● Stated exercise:
Copy each line holding the string "placeholder".

Data entries
++++++++++++++++++++

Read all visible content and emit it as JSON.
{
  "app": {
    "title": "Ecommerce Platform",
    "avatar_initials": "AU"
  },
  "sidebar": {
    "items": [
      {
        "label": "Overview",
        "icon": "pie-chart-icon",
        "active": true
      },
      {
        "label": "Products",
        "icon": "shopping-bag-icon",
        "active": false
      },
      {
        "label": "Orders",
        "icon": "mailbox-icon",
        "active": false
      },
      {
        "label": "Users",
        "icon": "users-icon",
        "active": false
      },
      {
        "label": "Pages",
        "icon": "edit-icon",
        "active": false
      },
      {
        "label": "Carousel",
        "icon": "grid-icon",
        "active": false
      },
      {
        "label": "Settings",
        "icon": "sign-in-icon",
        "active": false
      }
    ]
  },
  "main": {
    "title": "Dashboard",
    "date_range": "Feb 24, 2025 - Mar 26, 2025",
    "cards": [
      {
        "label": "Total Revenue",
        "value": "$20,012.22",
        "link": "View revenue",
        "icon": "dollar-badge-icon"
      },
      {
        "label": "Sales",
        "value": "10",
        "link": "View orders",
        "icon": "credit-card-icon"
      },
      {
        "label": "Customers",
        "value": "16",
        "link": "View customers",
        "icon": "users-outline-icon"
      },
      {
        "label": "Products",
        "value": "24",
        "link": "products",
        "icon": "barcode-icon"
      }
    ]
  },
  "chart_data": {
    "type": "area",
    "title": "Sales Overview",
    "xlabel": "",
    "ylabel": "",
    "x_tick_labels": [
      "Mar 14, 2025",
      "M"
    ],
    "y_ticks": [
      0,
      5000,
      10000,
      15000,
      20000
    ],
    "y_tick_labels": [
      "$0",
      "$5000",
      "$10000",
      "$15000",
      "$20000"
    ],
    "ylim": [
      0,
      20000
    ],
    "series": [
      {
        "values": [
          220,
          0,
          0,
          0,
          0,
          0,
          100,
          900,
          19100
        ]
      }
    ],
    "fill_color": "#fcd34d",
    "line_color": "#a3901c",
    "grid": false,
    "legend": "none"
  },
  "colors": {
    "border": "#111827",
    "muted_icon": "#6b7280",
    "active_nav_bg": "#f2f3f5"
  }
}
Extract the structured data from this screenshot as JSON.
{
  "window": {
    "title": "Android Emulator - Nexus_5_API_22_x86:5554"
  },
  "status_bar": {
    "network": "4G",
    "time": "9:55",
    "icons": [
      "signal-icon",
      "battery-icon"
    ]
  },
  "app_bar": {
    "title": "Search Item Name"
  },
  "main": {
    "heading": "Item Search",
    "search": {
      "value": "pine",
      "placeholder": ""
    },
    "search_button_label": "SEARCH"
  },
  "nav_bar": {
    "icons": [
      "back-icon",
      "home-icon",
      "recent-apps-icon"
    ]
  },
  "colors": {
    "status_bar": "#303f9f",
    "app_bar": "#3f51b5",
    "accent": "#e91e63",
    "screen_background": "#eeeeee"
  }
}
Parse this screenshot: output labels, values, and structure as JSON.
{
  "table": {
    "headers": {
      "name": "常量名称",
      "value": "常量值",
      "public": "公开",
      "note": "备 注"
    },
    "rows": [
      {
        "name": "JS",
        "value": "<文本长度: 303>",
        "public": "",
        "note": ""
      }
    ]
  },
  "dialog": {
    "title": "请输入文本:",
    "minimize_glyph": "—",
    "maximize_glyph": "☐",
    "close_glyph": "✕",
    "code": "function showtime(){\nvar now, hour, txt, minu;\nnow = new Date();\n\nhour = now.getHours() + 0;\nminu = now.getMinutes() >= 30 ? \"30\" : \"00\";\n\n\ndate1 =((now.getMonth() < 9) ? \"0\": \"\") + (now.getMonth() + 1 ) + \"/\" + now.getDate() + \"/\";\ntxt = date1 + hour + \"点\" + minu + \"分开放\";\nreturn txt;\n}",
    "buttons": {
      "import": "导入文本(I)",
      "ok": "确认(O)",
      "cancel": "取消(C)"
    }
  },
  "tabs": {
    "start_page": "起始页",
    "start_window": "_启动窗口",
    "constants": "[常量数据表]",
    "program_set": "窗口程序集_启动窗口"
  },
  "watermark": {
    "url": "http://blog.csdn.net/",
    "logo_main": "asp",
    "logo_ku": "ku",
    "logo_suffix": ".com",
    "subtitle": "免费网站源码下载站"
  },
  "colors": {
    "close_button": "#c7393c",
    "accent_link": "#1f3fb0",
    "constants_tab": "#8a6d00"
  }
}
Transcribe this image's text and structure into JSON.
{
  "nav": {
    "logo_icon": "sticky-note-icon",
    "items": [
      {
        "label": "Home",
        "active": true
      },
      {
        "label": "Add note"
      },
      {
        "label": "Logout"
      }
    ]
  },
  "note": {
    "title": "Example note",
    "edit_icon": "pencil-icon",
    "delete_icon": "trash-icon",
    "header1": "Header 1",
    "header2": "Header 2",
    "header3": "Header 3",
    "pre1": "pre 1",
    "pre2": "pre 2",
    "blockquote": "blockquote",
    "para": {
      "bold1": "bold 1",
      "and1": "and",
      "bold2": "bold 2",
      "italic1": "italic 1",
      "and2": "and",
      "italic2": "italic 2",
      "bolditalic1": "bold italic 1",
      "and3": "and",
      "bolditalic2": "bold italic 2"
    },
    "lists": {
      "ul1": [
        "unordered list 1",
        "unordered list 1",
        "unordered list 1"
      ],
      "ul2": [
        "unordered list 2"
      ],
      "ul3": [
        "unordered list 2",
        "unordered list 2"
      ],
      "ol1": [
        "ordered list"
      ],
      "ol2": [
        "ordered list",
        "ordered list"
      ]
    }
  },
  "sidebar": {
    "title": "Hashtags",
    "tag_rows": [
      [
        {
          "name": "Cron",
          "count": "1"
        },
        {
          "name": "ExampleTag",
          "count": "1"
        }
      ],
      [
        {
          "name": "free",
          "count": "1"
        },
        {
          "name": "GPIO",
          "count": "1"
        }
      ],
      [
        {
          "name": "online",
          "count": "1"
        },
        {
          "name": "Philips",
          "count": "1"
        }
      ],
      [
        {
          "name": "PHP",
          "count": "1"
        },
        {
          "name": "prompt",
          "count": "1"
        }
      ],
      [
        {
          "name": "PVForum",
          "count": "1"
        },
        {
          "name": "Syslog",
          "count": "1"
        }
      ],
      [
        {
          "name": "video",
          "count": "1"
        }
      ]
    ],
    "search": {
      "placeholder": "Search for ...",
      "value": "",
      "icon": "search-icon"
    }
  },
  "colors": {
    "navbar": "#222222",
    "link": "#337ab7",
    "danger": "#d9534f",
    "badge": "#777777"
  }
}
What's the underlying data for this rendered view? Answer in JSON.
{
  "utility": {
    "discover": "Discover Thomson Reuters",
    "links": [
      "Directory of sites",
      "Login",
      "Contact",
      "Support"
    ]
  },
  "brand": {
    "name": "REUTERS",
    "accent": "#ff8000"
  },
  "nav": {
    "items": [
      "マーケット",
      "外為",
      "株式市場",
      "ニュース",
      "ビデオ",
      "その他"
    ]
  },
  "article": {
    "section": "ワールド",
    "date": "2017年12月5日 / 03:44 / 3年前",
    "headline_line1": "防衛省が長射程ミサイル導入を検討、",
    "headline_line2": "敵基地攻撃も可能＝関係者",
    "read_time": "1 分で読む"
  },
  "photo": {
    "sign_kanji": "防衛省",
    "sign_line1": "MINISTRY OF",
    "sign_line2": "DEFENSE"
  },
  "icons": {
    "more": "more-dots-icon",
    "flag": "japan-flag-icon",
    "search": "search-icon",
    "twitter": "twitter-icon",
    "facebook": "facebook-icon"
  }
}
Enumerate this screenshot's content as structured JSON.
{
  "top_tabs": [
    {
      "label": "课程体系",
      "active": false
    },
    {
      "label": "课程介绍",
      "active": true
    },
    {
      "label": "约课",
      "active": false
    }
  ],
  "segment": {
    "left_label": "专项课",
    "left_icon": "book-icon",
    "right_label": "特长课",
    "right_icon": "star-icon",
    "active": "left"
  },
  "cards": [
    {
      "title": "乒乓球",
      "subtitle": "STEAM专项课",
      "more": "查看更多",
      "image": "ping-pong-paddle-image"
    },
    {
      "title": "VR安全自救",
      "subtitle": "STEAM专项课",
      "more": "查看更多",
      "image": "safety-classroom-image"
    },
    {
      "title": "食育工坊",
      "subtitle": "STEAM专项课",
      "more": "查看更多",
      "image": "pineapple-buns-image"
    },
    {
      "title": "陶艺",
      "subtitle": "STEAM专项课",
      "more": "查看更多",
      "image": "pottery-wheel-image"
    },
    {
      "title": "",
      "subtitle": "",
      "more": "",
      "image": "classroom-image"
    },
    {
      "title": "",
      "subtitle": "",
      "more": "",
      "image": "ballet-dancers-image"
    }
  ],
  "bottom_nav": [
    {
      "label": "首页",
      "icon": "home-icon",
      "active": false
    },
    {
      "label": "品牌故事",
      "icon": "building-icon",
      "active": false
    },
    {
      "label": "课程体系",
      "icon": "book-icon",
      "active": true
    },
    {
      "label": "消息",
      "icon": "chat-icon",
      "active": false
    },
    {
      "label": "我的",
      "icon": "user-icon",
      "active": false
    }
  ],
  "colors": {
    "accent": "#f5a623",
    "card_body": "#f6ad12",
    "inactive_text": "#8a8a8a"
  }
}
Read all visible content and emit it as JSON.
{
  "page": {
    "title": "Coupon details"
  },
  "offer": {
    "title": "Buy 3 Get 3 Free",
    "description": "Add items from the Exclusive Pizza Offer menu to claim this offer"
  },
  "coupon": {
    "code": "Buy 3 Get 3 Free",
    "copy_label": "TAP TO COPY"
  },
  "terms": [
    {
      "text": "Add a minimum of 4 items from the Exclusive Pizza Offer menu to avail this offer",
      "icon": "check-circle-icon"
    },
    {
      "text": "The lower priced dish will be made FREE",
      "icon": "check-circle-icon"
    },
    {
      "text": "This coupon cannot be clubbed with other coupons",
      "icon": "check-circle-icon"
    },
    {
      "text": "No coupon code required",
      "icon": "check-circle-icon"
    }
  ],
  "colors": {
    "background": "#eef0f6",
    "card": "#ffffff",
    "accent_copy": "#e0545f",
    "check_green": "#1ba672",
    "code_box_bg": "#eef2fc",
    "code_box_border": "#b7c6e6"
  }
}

++++++++++++++++++++

● Exercise answer:
      "placeholder": ""
      "placeholder": "Search for ...",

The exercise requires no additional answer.